> _YOUR INSTRUCTIONS_:
Lines that contain the string "顶点坐标" are to be copied; leave out all others.

> _RECORD EXCERPTS_:
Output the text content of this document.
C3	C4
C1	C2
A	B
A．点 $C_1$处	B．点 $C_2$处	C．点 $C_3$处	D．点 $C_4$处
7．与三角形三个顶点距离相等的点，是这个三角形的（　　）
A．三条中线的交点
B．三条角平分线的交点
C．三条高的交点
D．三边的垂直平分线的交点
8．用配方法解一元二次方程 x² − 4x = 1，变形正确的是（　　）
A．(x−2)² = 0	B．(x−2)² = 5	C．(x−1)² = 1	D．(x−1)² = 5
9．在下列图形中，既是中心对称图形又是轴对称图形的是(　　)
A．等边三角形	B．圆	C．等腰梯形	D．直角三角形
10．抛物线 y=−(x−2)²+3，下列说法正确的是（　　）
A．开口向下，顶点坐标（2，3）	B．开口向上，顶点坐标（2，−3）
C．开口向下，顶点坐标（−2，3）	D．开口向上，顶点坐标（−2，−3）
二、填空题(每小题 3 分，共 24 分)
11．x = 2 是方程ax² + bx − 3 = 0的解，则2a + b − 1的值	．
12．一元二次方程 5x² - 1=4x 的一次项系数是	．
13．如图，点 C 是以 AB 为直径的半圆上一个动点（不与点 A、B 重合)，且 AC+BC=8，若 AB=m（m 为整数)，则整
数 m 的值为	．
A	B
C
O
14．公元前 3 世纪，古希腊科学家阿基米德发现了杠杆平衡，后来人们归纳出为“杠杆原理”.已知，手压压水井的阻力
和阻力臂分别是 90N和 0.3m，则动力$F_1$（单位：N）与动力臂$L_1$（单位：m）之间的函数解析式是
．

> _RIGHT ANSWER_:
A．开口向下，顶点坐标（2，3）	B．开口向上，顶点坐标（2，−3）
C．开口向下，顶点坐标（−2，3）	D．开口向上，顶点坐标（−2，−3）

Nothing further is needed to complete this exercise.